• **Task instructions**: Pull out every line of the listing below where "crimes" appears.

• **Given data**:

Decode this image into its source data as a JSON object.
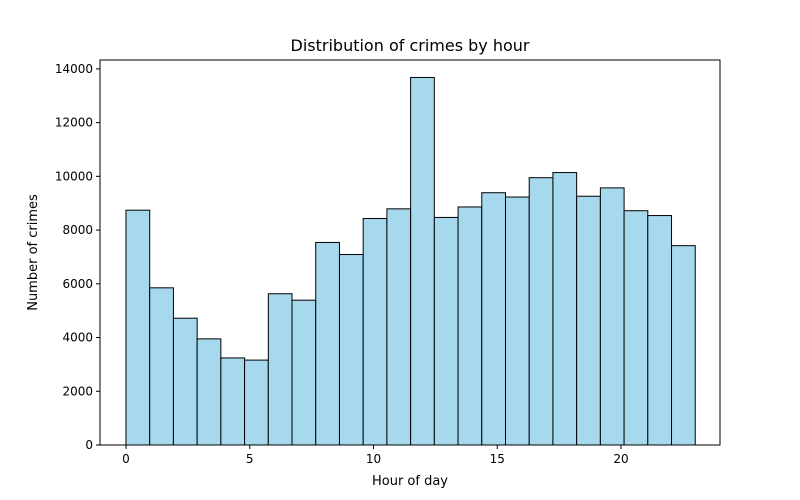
{
  "chart_data": {
    "type": "bar",
    "title": "Distribution of crimes by hour",
    "xlabel": "Hour of day",
    "ylabel": "Number of crimes",
    "x_ticks": [
      0,
      5,
      10,
      15,
      20
    ],
    "y_ticks": [
      0,
      2000,
      4000,
      6000,
      8000,
      10000,
      12000,
      14000
    ],
    "xlim": [
      -1.05,
      24.0
    ],
    "ylim": [
      0,
      14330
    ],
    "bins": 24,
    "bin_range": [
      0,
      23
    ],
    "values": [
      8740,
      5850,
      4720,
      3950,
      3240,
      3160,
      5630,
      5390,
      7540,
      7090,
      8430,
      8790,
      13680,
      8470,
      8860,
      9390,
      9230,
      9950,
      10140,
      9260,
      9570,
      8720,
      8540,
      7420
    ],
    "grid": false,
    "legend": "none",
    "colors": {
      "bar_fill": "#a6d9ee",
      "bar_edge": "#000000",
      "axes": "#000000",
      "background": "#ffffff"
    }
  }
}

• **Completed exercise**:
    "title": "Distribution of crimes by hour",
    "ylabel": "Number of crimes",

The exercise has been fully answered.